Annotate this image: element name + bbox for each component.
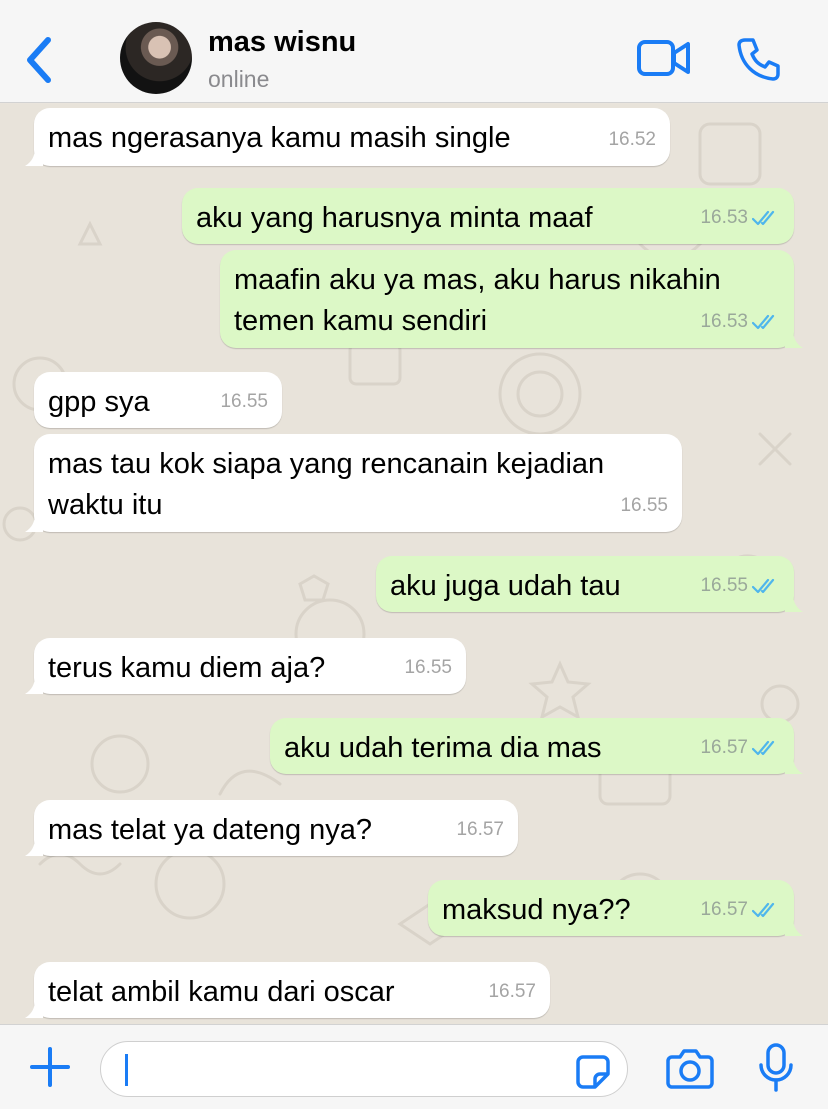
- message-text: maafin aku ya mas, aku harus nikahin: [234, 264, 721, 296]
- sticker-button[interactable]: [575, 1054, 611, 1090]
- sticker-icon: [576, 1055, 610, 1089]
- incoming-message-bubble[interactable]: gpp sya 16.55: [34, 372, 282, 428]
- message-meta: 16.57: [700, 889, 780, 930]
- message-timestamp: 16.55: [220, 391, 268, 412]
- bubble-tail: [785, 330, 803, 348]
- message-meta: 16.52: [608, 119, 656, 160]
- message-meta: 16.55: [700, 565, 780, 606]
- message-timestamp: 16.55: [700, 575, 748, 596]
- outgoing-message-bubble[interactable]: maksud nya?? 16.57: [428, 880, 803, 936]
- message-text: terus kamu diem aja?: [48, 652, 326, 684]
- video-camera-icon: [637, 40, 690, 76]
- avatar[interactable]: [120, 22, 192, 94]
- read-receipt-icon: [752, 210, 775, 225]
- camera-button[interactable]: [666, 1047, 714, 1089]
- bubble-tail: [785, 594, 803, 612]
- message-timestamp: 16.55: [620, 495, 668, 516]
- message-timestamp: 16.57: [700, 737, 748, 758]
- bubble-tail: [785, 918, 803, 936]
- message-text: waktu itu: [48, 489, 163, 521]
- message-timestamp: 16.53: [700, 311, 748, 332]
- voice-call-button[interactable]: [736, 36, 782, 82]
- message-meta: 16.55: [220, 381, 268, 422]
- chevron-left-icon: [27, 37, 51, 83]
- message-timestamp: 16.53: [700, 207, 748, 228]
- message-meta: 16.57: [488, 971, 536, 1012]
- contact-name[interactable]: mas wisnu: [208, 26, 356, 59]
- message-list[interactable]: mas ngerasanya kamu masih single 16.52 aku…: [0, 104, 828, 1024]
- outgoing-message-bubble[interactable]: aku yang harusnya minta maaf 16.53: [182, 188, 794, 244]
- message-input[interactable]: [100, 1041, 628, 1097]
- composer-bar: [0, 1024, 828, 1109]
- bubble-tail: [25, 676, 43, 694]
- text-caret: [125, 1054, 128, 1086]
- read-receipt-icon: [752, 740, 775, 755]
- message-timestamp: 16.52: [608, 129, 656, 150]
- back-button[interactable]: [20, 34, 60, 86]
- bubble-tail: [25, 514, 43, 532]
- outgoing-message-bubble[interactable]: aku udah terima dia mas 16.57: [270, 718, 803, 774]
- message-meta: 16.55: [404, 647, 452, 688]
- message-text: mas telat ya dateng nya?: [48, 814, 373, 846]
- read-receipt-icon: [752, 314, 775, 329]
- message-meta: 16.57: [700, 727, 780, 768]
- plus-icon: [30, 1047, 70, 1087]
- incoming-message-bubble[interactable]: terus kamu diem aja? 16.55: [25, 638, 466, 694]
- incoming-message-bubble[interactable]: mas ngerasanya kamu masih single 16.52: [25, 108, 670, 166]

---+---

- [Task objective]
Please pull out every line of the records above that contains the word "outgoing".

- [Correct response]
- outgoing-message-bubble[interactable]: maksud nya?? 16.57: [428, 880, 803, 936]
- outgoing-message-bubble[interactable]: aku yang harusnya minta maaf 16.53: [182, 188, 794, 244]
- outgoing-message-bubble[interactable]: aku udah terima dia mas 16.57: [270, 718, 803, 774]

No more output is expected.